**Stated goal:** Quote the entries in full, character for character, without their images.

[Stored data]
(begin)

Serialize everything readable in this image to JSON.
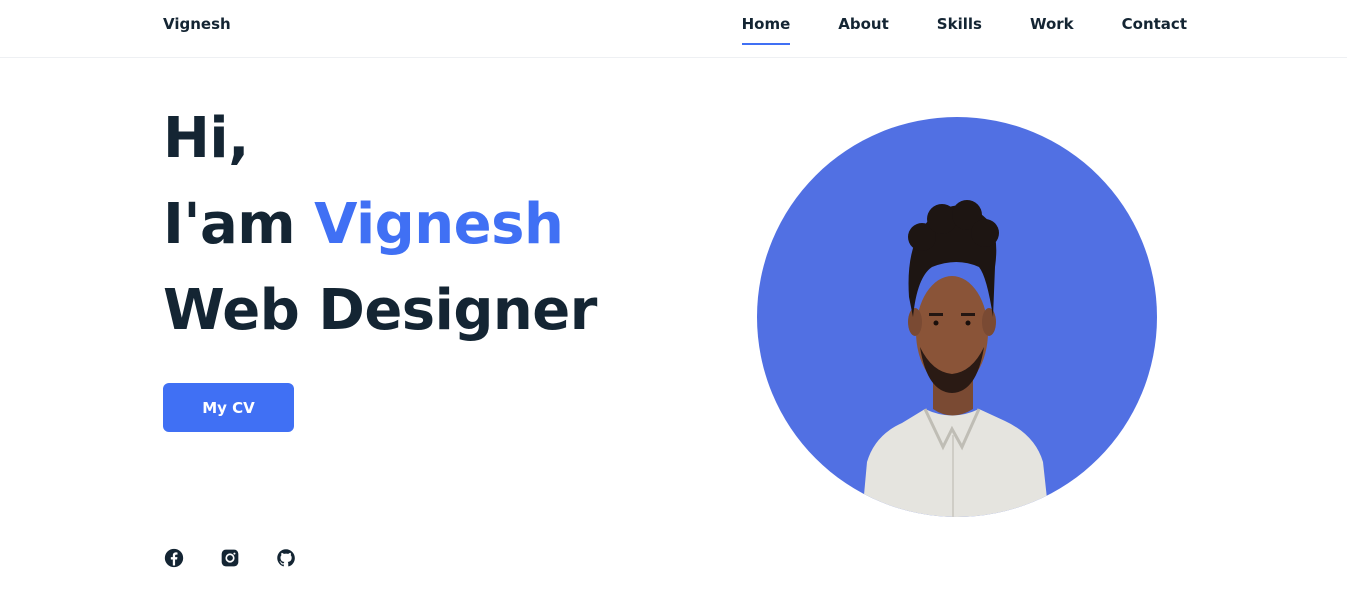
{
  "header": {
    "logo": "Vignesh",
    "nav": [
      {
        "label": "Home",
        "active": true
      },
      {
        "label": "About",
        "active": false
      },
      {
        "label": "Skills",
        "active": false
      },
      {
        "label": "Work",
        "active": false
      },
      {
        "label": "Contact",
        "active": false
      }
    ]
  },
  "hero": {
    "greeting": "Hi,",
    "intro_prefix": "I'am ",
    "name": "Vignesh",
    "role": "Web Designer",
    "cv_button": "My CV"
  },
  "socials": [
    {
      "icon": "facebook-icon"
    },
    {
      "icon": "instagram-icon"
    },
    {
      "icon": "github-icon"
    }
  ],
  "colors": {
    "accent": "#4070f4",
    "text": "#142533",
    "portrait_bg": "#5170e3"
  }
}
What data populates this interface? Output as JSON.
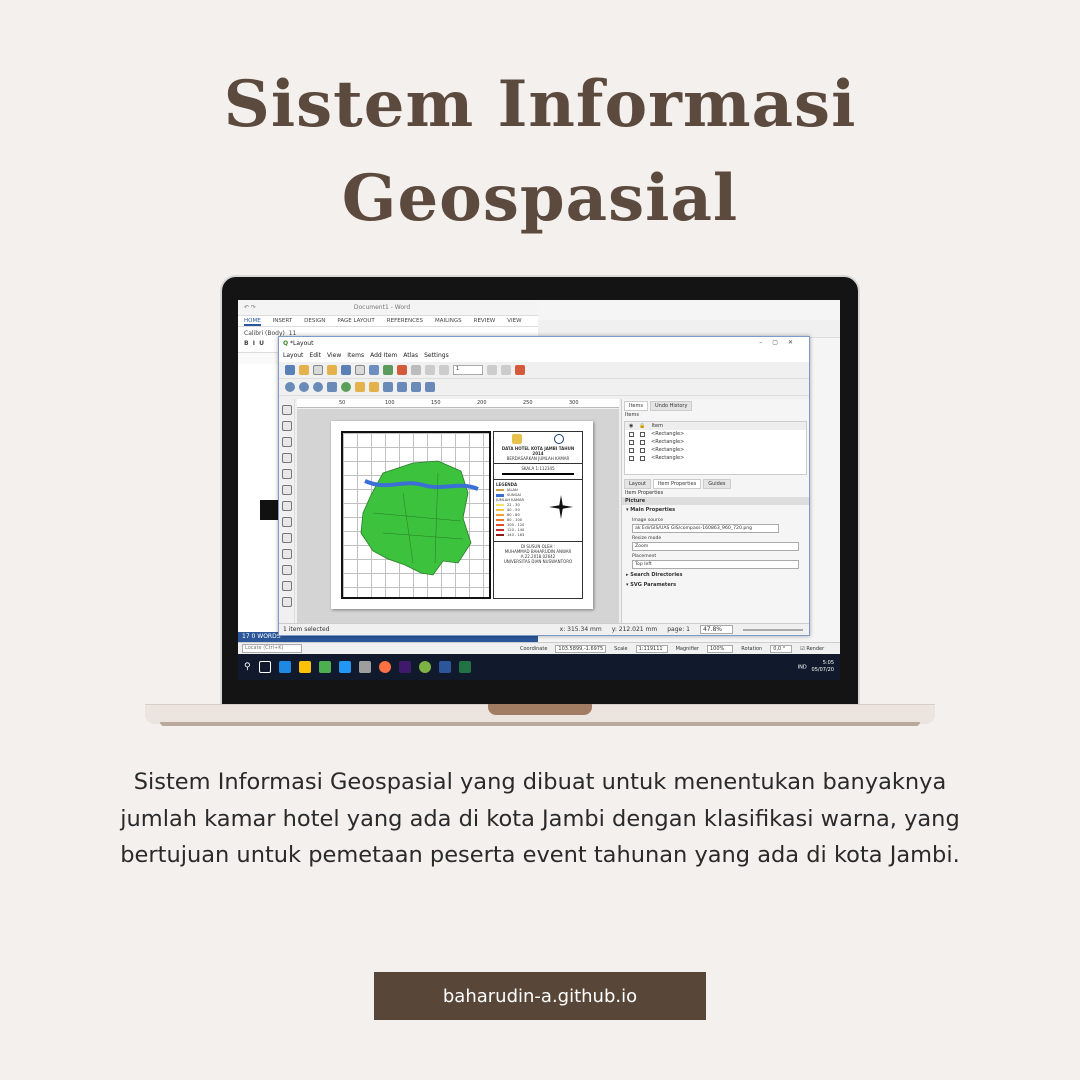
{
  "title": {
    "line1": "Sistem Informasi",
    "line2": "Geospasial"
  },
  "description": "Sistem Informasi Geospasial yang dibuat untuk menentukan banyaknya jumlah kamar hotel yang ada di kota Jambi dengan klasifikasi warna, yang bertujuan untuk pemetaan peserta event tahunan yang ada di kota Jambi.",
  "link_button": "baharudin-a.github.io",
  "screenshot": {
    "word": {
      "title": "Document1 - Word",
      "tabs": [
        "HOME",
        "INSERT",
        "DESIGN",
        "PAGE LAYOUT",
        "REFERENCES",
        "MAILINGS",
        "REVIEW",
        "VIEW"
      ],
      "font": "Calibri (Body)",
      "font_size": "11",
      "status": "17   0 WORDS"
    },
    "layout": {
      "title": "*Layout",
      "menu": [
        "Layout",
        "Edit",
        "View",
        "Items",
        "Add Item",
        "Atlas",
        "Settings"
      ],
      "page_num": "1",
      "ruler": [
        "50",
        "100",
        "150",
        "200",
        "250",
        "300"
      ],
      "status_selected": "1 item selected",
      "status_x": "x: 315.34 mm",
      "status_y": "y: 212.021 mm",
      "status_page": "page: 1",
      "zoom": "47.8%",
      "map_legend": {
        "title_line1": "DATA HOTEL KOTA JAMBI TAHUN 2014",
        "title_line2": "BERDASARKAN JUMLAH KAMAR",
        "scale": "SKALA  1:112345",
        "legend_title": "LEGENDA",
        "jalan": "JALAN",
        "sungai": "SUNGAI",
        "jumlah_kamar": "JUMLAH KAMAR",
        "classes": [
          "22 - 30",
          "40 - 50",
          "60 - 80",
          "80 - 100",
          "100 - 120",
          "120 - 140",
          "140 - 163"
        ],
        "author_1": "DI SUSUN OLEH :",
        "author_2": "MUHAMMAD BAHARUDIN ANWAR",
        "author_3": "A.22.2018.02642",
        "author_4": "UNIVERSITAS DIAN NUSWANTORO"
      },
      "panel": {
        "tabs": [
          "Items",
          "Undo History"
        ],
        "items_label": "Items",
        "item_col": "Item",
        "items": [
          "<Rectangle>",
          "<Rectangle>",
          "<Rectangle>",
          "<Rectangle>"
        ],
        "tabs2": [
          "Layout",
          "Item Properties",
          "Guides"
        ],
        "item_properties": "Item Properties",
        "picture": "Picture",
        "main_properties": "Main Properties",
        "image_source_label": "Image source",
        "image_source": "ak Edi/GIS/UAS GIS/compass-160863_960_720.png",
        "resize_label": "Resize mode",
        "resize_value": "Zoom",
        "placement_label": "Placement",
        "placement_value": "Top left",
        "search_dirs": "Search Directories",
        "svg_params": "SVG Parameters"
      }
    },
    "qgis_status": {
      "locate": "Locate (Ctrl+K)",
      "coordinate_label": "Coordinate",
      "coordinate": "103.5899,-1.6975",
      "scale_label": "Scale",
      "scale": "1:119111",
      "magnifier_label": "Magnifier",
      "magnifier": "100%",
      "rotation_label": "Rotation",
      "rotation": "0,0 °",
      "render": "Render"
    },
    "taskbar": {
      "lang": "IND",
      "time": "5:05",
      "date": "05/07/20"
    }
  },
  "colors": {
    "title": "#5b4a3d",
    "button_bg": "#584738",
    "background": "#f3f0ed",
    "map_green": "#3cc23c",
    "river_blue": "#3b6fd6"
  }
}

(end)

**Answer to the problem:**
Serialize everything readable in this image to JSON.
{
  "header": {
    "logo": "Vignesh",
    "nav": [
      {
        "label": "Home",
        "active": true
      },
      {
        "label": "About",
        "active": false
      },
      {
        "label": "Skills",
        "active": false
      },
      {
        "label": "Work",
        "active": false
      },
      {
        "label": "Contact",
        "active": false
      }
    ]
  },
  "hero": {
    "greeting": "Hi,",
    "intro_prefix": "I'am ",
    "name": "Vignesh",
    "role": "Web Designer",
    "cv_button": "My CV"
  },
  "socials": [
    {
      "icon": "facebook-icon"
    },
    {
      "icon": "instagram-icon"
    },
    {
      "icon": "github-icon"
    }
  ],
  "colors": {
    "accent": "#4070f4",
    "text": "#142533",
    "portrait_bg": "#5170e3"
  }
}
What data populates this interface? Output as JSON.
{
  "title": {
    "line1": "Sistem Informasi",
    "line2": "Geospasial"
  },
  "description": "Sistem Informasi Geospasial yang dibuat untuk menentukan banyaknya jumlah kamar hotel yang ada di kota Jambi dengan klasifikasi warna, yang bertujuan untuk pemetaan peserta event tahunan yang ada di kota Jambi.",
  "link_button": "baharudin-a.github.io",
  "screenshot": {
    "word": {
      "title": "Document1 - Word",
      "tabs": [
        "HOME",
        "INSERT",
        "DESIGN",
        "PAGE LAYOUT",
        "REFERENCES",
        "MAILINGS",
        "REVIEW",
        "VIEW"
      ],
      "font": "Calibri (Body)",
      "font_size": "11",
      "status": "17   0 WORDS"
    },
    "layout": {
      "title": "*Layout",
      "menu": [
        "Layout",
        "Edit",
        "View",
        "Items",
        "Add Item",
        "Atlas",
        "Settings"
      ],
      "page_num": "1",
      "ruler": [
        "50",
        "100",
        "150",
        "200",
        "250",
        "300"
      ],
      "status_selected": "1 item selected",
      "status_x": "x: 315.34 mm",
      "status_y": "y: 212.021 mm",
      "status_page": "page: 1",
      "zoom": "47.8%",
      "map_legend": {
        "title_line1": "DATA HOTEL KOTA JAMBI TAHUN 2014",
        "title_line2": "BERDASARKAN JUMLAH KAMAR",
        "scale": "SKALA  1:112345",
        "legend_title": "LEGENDA",
        "jalan": "JALAN",
        "sungai": "SUNGAI",
        "jumlah_kamar": "JUMLAH KAMAR",
        "classes": [
          "22 - 30",
          "40 - 50",
          "60 - 80",
          "80 - 100",
          "100 - 120",
          "120 - 140",
          "140 - 163"
        ],
        "author_1": "DI SUSUN OLEH :",
        "author_2": "MUHAMMAD BAHARUDIN ANWAR",
        "author_3": "A.22.2018.02642",
        "author_4": "UNIVERSITAS DIAN NUSWANTORO"
      },
      "panel": {
        "tabs": [
          "Items",
          "Undo History"
        ],
        "items_label": "Items",
        "item_col": "Item",
        "items": [
          "<Rectangle>",
          "<Rectangle>",
          "<Rectangle>",
          "<Rectangle>"
        ],
        "tabs2": [
          "Layout",
          "Item Properties",
          "Guides"
        ],
        "item_properties": "Item Properties",
        "picture": "Picture",
        "main_properties": "Main Properties",
        "image_source_label": "Image source",
        "image_source": "ak Edi/GIS/UAS GIS/compass-160863_960_720.png",
        "resize_label": "Resize mode",
        "resize_value": "Zoom",
        "placement_label": "Placement",
        "placement_value": "Top left",
        "search_dirs": "Search Directories",
        "svg_params": "SVG Parameters"
      }
    },
    "qgis_status": {
      "locate": "Locate (Ctrl+K)",
      "coordinate_label": "Coordinate",
      "coordinate": "103.5899,-1.6975",
      "scale_label": "Scale",
      "scale": "1:119111",
      "magnifier_label": "Magnifier",
      "magnifier": "100%",
      "rotation_label": "Rotation",
      "rotation": "0,0 °",
      "render": "Render"
    },
    "taskbar": {
      "lang": "IND",
      "time": "5:05",
      "date": "05/07/20"
    }
  },
  "colors": {
    "title": "#5b4a3d",
    "button_bg": "#584738",
    "background": "#f3f0ed",
    "map_green": "#3cc23c",
    "river_blue": "#3b6fd6"
  }
}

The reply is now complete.